▸ PROVIDED DATA
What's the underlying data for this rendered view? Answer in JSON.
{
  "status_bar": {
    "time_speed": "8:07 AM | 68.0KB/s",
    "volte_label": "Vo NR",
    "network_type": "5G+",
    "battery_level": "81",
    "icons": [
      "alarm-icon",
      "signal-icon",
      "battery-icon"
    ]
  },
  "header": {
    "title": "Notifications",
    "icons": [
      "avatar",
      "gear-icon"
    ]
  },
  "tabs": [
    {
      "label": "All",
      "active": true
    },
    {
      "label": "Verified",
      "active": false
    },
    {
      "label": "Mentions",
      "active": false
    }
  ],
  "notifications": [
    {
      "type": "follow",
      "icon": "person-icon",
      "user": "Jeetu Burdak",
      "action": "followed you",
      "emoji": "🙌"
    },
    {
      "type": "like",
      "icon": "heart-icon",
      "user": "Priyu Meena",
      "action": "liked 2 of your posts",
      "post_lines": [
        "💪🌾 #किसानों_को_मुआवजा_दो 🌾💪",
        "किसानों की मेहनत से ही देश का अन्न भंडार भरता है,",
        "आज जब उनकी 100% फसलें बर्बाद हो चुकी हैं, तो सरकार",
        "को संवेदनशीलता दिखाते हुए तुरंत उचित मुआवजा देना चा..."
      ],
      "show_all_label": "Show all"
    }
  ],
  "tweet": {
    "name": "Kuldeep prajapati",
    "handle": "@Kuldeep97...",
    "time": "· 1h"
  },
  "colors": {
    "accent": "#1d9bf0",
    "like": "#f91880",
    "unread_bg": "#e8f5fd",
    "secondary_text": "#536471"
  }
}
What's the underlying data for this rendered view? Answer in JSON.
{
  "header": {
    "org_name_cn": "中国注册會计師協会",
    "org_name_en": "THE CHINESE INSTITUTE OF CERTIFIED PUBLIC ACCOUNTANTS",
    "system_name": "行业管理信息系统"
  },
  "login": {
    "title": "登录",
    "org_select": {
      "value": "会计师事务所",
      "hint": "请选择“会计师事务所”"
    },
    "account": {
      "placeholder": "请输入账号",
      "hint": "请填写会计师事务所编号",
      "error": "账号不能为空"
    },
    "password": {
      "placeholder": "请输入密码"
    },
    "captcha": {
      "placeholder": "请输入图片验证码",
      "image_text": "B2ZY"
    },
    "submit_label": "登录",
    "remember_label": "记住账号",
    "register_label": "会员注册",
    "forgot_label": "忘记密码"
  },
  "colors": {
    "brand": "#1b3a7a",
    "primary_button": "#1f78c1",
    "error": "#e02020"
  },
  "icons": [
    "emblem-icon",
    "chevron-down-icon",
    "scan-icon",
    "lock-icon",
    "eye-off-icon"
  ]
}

▸ PROMPT
Each record above should be output again exactly.

▸ SOLUTION TO THIS TASK
What's the underlying data for this rendered view? Answer in JSON.
{
  "status_bar": {
    "time_speed": "8:07 AM | 68.0KB/s",
    "volte_label": "Vo NR",
    "network_type": "5G+",
    "battery_level": "81",
    "icons": [
      "alarm-icon",
      "signal-icon",
      "battery-icon"
    ]
  },
  "header": {
    "title": "Notifications",
    "icons": [
      "avatar",
      "gear-icon"
    ]
  },
  "tabs": [
    {
      "label": "All",
      "active": true
    },
    {
      "label": "Verified",
      "active": false
    },
    {
      "label": "Mentions",
      "active": false
    }
  ],
  "notifications": [
    {
      "type": "follow",
      "icon": "person-icon",
      "user": "Jeetu Burdak",
      "action": "followed you",
      "emoji": "🙌"
    },
    {
      "type": "like",
      "icon": "heart-icon",
      "user": "Priyu Meena",
      "action": "liked 2 of your posts",
      "post_lines": [
        "💪🌾 #किसानों_को_मुआवजा_दो 🌾💪",
        "किसानों की मेहनत से ही देश का अन्न भंडार भरता है,",
        "आज जब उनकी 100% फसलें बर्बाद हो चुकी हैं, तो सरकार",
        "को संवेदनशीलता दिखाते हुए तुरंत उचित मुआवजा देना चा..."
      ],
      "show_all_label": "Show all"
    }
  ],
  "tweet": {
    "name": "Kuldeep prajapati",
    "handle": "@Kuldeep97...",
    "time": "· 1h"
  },
  "colors": {
    "accent": "#1d9bf0",
    "like": "#f91880",
    "unread_bg": "#e8f5fd",
    "secondary_text": "#536471"
  }
}
What's the underlying data for this rendered view? Answer in JSON.
{
  "header": {
    "org_name_cn": "中国注册會计師協会",
    "org_name_en": "THE CHINESE INSTITUTE OF CERTIFIED PUBLIC ACCOUNTANTS",
    "system_name": "行业管理信息系统"
  },
  "login": {
    "title": "登录",
    "org_select": {
      "value": "会计师事务所",
      "hint": "请选择“会计师事务所”"
    },
    "account": {
      "placeholder": "请输入账号",
      "hint": "请填写会计师事务所编号",
      "error": "账号不能为空"
    },
    "password": {
      "placeholder": "请输入密码"
    },
    "captcha": {
      "placeholder": "请输入图片验证码",
      "image_text": "B2ZY"
    },
    "submit_label": "登录",
    "remember_label": "记住账号",
    "register_label": "会员注册",
    "forgot_label": "忘记密码"
  },
  "colors": {
    "brand": "#1b3a7a",
    "primary_button": "#1f78c1",
    "error": "#e02020"
  },
  "icons": [
    "emblem-icon",
    "chevron-down-icon",
    "scan-icon",
    "lock-icon",
    "eye-off-icon"
  ]
}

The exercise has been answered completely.